*Problem requirements*
Your task is to repeat the records exactly from the line containing "Read this page and output its text content." onward, through the final line.

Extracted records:
_ _ _ _ _

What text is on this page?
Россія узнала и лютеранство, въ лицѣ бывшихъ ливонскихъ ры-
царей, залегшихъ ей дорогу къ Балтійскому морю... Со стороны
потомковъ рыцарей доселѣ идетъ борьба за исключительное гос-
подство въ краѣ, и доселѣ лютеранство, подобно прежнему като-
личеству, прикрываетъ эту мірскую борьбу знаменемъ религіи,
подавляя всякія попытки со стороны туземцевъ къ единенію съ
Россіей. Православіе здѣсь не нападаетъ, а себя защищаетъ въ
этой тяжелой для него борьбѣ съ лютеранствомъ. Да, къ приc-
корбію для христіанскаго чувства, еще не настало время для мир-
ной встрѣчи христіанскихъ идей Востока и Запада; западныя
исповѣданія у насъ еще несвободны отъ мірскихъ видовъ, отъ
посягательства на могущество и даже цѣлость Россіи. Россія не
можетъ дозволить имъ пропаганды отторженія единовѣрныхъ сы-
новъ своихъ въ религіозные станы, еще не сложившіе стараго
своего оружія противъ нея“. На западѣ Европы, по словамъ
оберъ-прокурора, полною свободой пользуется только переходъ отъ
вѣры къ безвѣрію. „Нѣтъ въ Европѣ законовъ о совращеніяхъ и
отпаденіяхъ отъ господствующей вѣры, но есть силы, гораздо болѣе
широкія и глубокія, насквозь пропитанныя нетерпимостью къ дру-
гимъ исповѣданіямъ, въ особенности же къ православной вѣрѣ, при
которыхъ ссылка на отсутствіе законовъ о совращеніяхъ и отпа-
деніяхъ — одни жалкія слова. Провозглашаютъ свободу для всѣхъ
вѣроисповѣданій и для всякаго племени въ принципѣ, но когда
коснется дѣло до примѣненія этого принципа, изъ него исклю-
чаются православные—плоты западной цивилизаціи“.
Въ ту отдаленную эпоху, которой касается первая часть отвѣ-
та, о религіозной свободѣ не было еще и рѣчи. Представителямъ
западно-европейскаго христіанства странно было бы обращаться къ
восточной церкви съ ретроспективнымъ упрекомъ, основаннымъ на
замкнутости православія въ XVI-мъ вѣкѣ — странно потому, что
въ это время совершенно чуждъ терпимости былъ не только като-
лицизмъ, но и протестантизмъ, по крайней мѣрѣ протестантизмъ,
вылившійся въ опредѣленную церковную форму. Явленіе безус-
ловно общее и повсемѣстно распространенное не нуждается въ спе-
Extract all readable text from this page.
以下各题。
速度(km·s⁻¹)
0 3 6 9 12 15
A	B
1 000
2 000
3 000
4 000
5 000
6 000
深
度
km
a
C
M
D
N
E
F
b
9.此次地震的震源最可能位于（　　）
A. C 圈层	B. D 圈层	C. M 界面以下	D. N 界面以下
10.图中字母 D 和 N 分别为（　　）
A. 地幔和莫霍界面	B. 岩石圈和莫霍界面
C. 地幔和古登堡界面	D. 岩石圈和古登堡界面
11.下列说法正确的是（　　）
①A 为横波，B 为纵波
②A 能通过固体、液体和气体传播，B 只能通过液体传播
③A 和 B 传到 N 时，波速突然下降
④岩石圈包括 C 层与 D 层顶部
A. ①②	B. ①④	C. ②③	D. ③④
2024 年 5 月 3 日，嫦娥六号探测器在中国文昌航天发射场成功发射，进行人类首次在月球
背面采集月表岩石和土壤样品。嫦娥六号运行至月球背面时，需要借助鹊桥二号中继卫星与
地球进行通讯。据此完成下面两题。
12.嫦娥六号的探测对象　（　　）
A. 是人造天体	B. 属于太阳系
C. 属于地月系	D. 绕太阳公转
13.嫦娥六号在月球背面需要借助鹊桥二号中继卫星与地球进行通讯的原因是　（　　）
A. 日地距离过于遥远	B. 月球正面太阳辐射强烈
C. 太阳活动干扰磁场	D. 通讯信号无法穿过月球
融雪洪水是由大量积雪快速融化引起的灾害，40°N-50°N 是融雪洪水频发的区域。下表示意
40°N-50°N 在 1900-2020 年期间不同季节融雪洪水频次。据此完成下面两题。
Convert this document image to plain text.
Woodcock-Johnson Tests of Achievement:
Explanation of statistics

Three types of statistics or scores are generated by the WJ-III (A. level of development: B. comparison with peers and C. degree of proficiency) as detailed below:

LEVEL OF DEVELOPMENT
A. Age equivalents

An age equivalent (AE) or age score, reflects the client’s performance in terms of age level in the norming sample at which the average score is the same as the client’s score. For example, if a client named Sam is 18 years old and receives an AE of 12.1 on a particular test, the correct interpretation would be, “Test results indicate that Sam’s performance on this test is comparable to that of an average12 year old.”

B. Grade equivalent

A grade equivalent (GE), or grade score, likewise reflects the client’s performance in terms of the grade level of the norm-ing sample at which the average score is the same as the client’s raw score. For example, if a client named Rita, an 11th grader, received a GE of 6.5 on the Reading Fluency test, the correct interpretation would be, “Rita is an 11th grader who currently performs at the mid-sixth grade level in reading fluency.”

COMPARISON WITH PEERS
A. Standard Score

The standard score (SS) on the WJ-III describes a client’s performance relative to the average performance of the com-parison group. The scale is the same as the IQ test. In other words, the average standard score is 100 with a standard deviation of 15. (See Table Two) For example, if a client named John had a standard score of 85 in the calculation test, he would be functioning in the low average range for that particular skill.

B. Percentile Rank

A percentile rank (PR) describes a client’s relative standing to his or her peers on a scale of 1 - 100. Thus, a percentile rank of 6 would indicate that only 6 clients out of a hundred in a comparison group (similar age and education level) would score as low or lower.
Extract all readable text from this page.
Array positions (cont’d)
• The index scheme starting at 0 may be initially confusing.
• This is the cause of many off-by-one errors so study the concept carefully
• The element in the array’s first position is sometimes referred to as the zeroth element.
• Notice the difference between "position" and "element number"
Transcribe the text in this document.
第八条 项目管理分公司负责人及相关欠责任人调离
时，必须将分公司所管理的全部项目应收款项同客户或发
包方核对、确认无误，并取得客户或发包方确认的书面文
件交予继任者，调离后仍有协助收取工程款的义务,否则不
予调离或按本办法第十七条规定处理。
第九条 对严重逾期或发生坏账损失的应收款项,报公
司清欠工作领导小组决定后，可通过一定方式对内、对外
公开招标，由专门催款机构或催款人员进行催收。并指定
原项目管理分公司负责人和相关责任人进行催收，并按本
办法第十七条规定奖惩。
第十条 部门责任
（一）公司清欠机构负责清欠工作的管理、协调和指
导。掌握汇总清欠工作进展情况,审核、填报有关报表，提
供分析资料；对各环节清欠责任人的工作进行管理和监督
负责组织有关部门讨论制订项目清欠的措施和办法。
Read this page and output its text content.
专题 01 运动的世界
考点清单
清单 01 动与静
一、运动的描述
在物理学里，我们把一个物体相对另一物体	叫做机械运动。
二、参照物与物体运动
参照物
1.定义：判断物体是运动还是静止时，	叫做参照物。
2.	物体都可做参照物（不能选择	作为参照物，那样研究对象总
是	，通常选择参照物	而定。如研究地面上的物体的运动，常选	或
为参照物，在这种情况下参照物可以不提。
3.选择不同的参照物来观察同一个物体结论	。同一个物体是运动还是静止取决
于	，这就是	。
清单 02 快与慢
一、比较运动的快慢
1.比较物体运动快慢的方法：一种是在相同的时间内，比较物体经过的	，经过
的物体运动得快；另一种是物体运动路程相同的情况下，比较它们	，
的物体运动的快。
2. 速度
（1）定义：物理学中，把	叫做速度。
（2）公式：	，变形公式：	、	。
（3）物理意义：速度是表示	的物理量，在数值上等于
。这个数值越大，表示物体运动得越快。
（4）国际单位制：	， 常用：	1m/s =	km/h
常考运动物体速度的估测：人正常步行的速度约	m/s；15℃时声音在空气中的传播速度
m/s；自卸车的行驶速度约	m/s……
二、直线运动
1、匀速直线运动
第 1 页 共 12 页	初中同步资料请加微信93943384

_ _ _ _ _

*Solved problem*
Read this page and output its text content.
专题 01 运动的世界
考点清单
清单 01 动与静
一、运动的描述
在物理学里，我们把一个物体相对另一物体	叫做机械运动。
二、参照物与物体运动
参照物
1.定义：判断物体是运动还是静止时，	叫做参照物。
2.	物体都可做参照物（不能选择	作为参照物，那样研究对象总
是	，通常选择参照物	而定。如研究地面上的物体的运动，常选	或
为参照物，在这种情况下参照物可以不提。
3.选择不同的参照物来观察同一个物体结论	。同一个物体是运动还是静止取决
于	，这就是	。
清单 02 快与慢
一、比较运动的快慢
1.比较物体运动快慢的方法：一种是在相同的时间内，比较物体经过的	，经过
的物体运动得快；另一种是物体运动路程相同的情况下，比较它们	，
的物体运动的快。
2. 速度
（1）定义：物理学中，把	叫做速度。
（2）公式：	，变形公式：	、	。
（3）物理意义：速度是表示	的物理量，在数值上等于
。这个数值越大，表示物体运动得越快。
（4）国际单位制：	， 常用：	1m/s =	km/h
常考运动物体速度的估测：人正常步行的速度约	m/s；15℃时声音在空气中的传播速度
m/s；自卸车的行驶速度约	m/s……
二、直线运动
1、匀速直线运动
第 1 页 共 12 页	初中同步资料请加微信93943384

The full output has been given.